Task objective: All entries must be repeated exactly; do not include the pictures.

Extracted data entries:
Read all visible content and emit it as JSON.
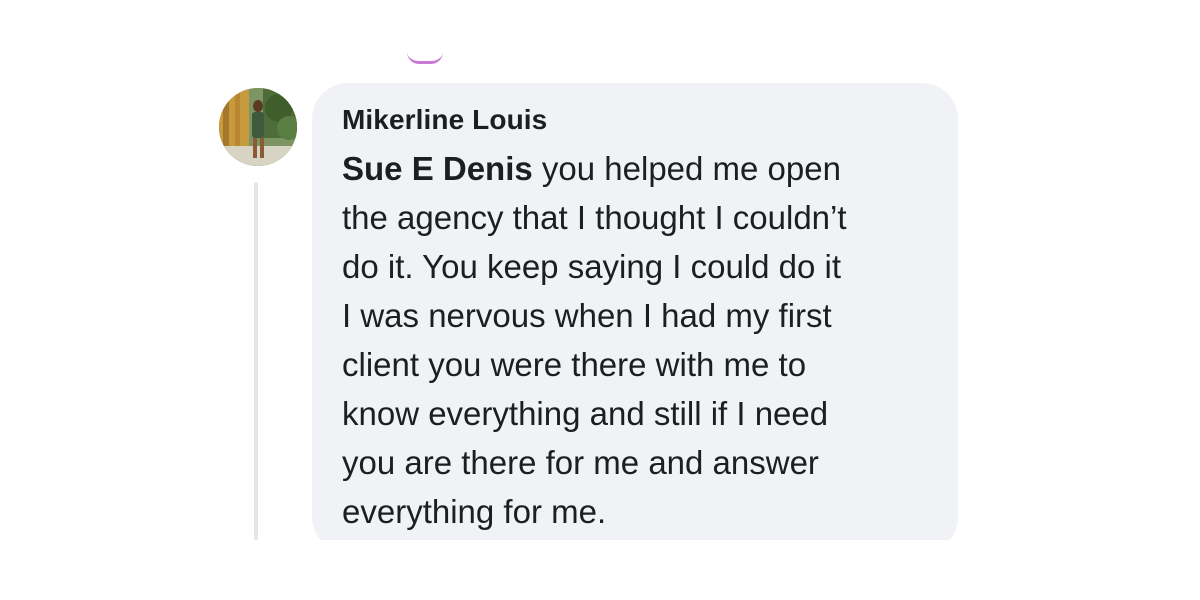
{
  "comment": {
    "author": "Mikerline Louis",
    "mention": "Sue E Denis",
    "lines": [
      " you helped me open",
      "the agency that I thought I couldn’t",
      "do it. You keep saying I could do it",
      "I was nervous when I had my first",
      "client you were there with me to",
      "know everything and still if I need",
      "you are there for me and answer",
      "everything for me."
    ]
  },
  "colors": {
    "bubble_background": "#f0f2f5",
    "text": "#1c1e21",
    "thread_line": "#e4e6eb",
    "accent_fragment": "#c978d6"
  },
  "icons": {
    "avatar": "profile-photo-avatar"
  }
}
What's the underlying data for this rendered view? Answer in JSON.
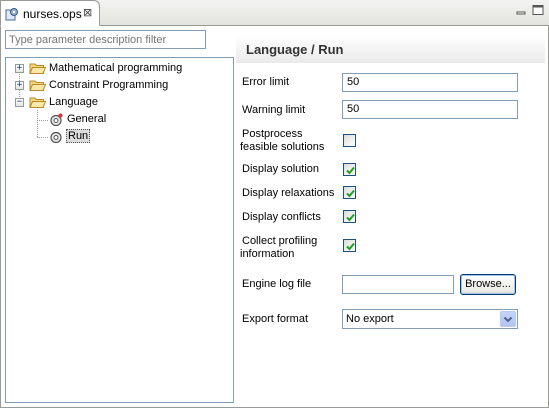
{
  "tab": {
    "title": "nurses.ops",
    "close": "⊠"
  },
  "filter": {
    "placeholder": "Type parameter description filter"
  },
  "tree": {
    "items": [
      {
        "label": "Mathematical programming",
        "expander": "+"
      },
      {
        "label": "Constraint Programming",
        "expander": "+"
      },
      {
        "label": "Language",
        "expander": "−"
      },
      {
        "label": "General"
      },
      {
        "label": "Run"
      }
    ]
  },
  "panel": {
    "title": "Language / Run",
    "error_limit_label": "Error limit",
    "error_limit_value": "50",
    "warning_limit_label": "Warning limit",
    "warning_limit_value": "50",
    "postprocess_label_1": "Postprocess",
    "postprocess_label_2": "feasible solutions",
    "postprocess_checked": false,
    "display_solution_label": "Display solution",
    "display_solution_checked": true,
    "display_relaxations_label": "Display relaxations",
    "display_relaxations_checked": true,
    "display_conflicts_label": "Display conflicts",
    "display_conflicts_checked": true,
    "collect_profiling_label_1": "Collect profiling",
    "collect_profiling_label_2": "information",
    "collect_profiling_checked": true,
    "engine_log_label": "Engine log file",
    "engine_log_value": "",
    "browse_label": "Browse...",
    "export_format_label": "Export format",
    "export_format_value": "No export"
  },
  "colors": {
    "check": "#21a121",
    "accent_border": "#7f9db9"
  }
}
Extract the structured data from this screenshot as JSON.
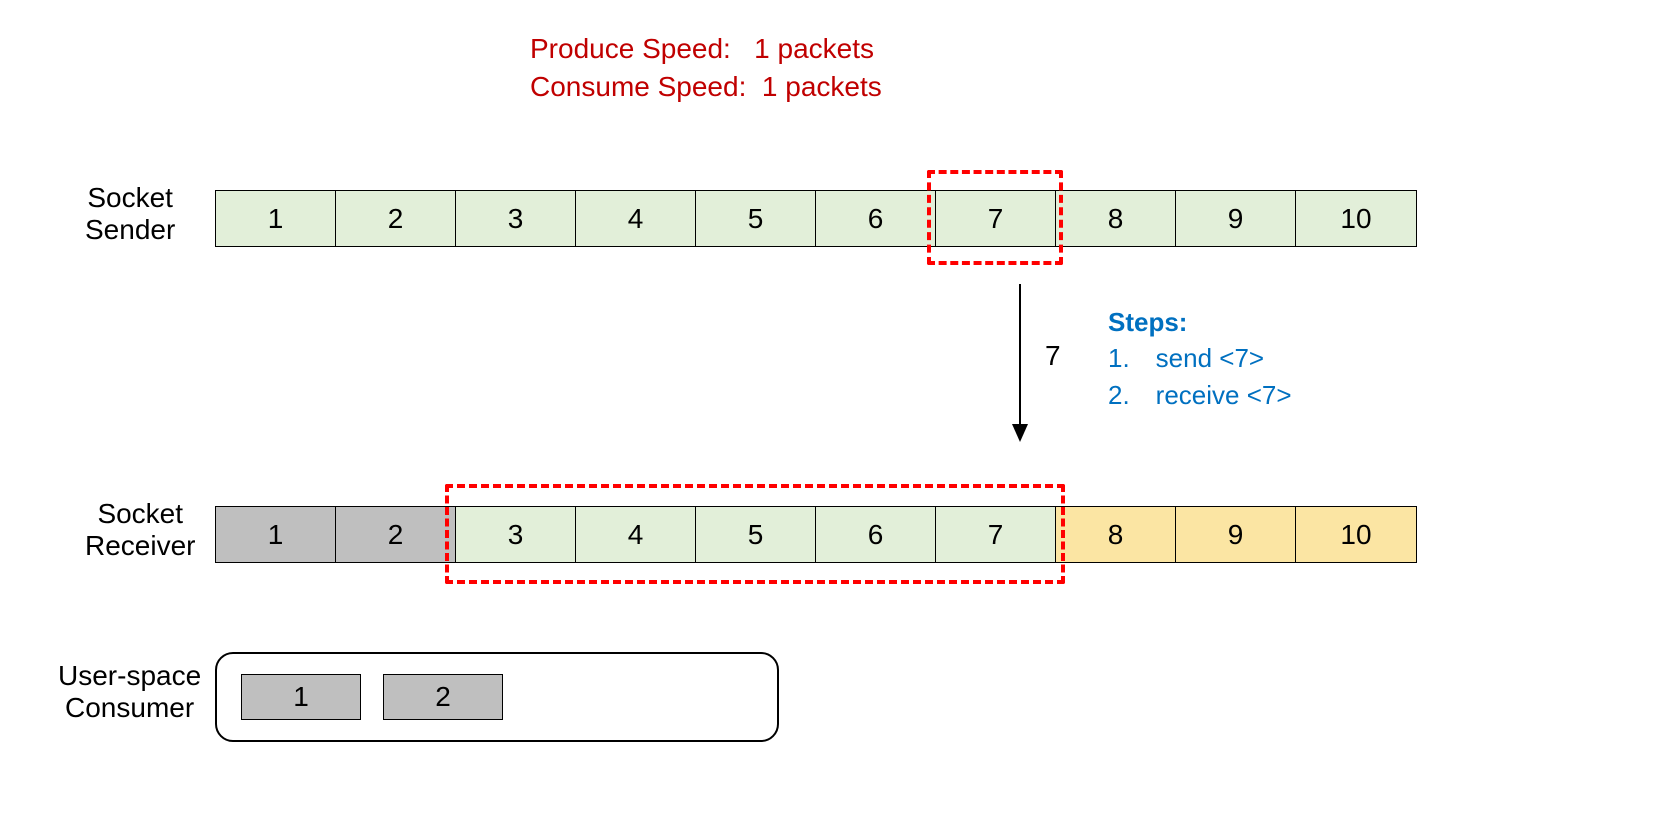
{
  "speeds": {
    "produce_label": "Produce Speed:",
    "produce_value": "1 packets",
    "consume_label": "Consume Speed:",
    "consume_value": "1 packets"
  },
  "labels": {
    "sender_l1": "Socket",
    "sender_l2": "Sender",
    "receiver_l1": "Socket",
    "receiver_l2": "Receiver",
    "user_l1": "User-space",
    "user_l2": "Consumer"
  },
  "sender": {
    "cells": [
      "1",
      "2",
      "3",
      "4",
      "5",
      "6",
      "7",
      "8",
      "9",
      "10"
    ],
    "colors": [
      "green",
      "green",
      "green",
      "green",
      "green",
      "green",
      "green",
      "green",
      "green",
      "green"
    ],
    "highlight_index": 6
  },
  "receiver": {
    "cells": [
      "1",
      "2",
      "3",
      "4",
      "5",
      "6",
      "7",
      "8",
      "9",
      "10"
    ],
    "colors": [
      "grey",
      "grey",
      "green",
      "green",
      "green",
      "green",
      "green",
      "cream",
      "cream",
      "cream"
    ],
    "window_start": 2,
    "window_end": 6
  },
  "arrow": {
    "value": "7"
  },
  "steps": {
    "title": "Steps:",
    "items": [
      "send <7>",
      "receive <7>"
    ]
  },
  "consumer": {
    "items": [
      "1",
      "2"
    ]
  }
}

Answer below:
Read all visible content and emit it as JSON.
{
  "comment": {
    "author": "Mikerline Louis",
    "mention": "Sue E Denis",
    "lines": [
      " you helped me open",
      "the agency that I thought I couldn’t",
      "do it. You keep saying I could do it",
      "I was nervous when I had my first",
      "client you were there with me to",
      "know everything and still if I need",
      "you are there for me and answer",
      "everything for me."
    ]
  },
  "colors": {
    "bubble_background": "#f0f2f5",
    "text": "#1c1e21",
    "thread_line": "#e4e6eb",
    "accent_fragment": "#c978d6"
  },
  "icons": {
    "avatar": "profile-photo-avatar"
  }
}
What's the underlying data for this rendered view? Answer in JSON.
{
  "tab": {
    "title": "nurses.ops",
    "close": "⊠"
  },
  "filter": {
    "placeholder": "Type parameter description filter"
  },
  "tree": {
    "items": [
      {
        "label": "Mathematical programming",
        "expander": "+"
      },
      {
        "label": "Constraint Programming",
        "expander": "+"
      },
      {
        "label": "Language",
        "expander": "−"
      },
      {
        "label": "General"
      },
      {
        "label": "Run"
      }
    ]
  },
  "panel": {
    "title": "Language / Run",
    "error_limit_label": "Error limit",
    "error_limit_value": "50",
    "warning_limit_label": "Warning limit",
    "warning_limit_value": "50",
    "postprocess_label_1": "Postprocess",
    "postprocess_label_2": "feasible solutions",
    "postprocess_checked": false,
    "display_solution_label": "Display solution",
    "display_solution_checked": true,
    "display_relaxations_label": "Display relaxations",
    "display_relaxations_checked": true,
    "display_conflicts_label": "Display conflicts",
    "display_conflicts_checked": true,
    "collect_profiling_label_1": "Collect profiling",
    "collect_profiling_label_2": "information",
    "collect_profiling_checked": true,
    "engine_log_label": "Engine log file",
    "engine_log_value": "",
    "browse_label": "Browse...",
    "export_format_label": "Export format",
    "export_format_value": "No export"
  },
  "colors": {
    "check": "#21a121",
    "accent_border": "#7f9db9"
  }
}
Extract the structured data from this screenshot as JSON.
{
  "speeds": {
    "produce_label": "Produce Speed:",
    "produce_value": "1 packets",
    "consume_label": "Consume Speed:",
    "consume_value": "1 packets"
  },
  "labels": {
    "sender_l1": "Socket",
    "sender_l2": "Sender",
    "receiver_l1": "Socket",
    "receiver_l2": "Receiver",
    "user_l1": "User-space",
    "user_l2": "Consumer"
  },
  "sender": {
    "cells": [
      "1",
      "2",
      "3",
      "4",
      "5",
      "6",
      "7",
      "8",
      "9",
      "10"
    ],
    "colors": [
      "green",
      "green",
      "green",
      "green",
      "green",
      "green",
      "green",
      "green",
      "green",
      "green"
    ],
    "highlight_index": 6
  },
  "receiver": {
    "cells": [
      "1",
      "2",
      "3",
      "4",
      "5",
      "6",
      "7",
      "8",
      "9",
      "10"
    ],
    "colors": [
      "grey",
      "grey",
      "green",
      "green",
      "green",
      "green",
      "green",
      "cream",
      "cream",
      "cream"
    ],
    "window_start": 2,
    "window_end": 6
  },
  "arrow": {
    "value": "7"
  },
  "steps": {
    "title": "Steps:",
    "items": [
      "send <7>",
      "receive <7>"
    ]
  },
  "consumer": {
    "items": [
      "1",
      "2"
    ]
  }
}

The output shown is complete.